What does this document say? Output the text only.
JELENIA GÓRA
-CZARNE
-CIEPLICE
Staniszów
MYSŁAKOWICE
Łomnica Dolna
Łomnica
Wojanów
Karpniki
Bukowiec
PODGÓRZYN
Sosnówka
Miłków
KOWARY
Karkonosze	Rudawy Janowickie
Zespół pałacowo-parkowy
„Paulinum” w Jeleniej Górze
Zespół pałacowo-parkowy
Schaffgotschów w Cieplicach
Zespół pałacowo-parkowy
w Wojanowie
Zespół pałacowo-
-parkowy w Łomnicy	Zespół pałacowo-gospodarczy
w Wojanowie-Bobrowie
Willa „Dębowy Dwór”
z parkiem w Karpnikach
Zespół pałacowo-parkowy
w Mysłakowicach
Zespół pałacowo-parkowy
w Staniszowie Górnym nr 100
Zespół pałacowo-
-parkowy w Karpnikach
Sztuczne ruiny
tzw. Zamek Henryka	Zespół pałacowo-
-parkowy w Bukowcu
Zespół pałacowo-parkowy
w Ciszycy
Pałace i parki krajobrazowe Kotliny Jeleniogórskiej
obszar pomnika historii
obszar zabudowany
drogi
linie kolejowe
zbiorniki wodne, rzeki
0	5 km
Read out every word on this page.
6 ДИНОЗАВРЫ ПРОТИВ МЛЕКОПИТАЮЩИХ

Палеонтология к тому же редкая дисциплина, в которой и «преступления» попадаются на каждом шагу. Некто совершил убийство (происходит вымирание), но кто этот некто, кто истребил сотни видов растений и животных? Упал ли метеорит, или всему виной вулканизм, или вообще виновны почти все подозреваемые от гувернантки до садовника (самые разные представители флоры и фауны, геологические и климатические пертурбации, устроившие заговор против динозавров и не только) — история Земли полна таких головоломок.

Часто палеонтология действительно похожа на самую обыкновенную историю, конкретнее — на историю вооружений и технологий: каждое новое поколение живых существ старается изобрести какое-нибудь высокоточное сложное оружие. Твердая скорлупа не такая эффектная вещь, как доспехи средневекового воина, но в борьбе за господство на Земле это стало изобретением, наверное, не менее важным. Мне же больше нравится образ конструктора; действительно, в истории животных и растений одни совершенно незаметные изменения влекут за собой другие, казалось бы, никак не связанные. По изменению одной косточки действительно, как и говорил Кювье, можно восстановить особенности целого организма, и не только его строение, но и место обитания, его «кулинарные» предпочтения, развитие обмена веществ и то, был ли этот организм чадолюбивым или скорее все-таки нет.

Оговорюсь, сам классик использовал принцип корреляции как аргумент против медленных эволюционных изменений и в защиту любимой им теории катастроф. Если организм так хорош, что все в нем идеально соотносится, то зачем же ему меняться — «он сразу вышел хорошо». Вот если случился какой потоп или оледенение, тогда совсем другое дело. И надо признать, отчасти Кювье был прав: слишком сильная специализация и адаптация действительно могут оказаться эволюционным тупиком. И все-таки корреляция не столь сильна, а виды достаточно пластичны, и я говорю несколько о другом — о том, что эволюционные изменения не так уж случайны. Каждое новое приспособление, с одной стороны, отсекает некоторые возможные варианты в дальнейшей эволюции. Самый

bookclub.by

## Task brief:
Give a single number: the count of lines above that include the word "obszar".

## Exercise solution:
2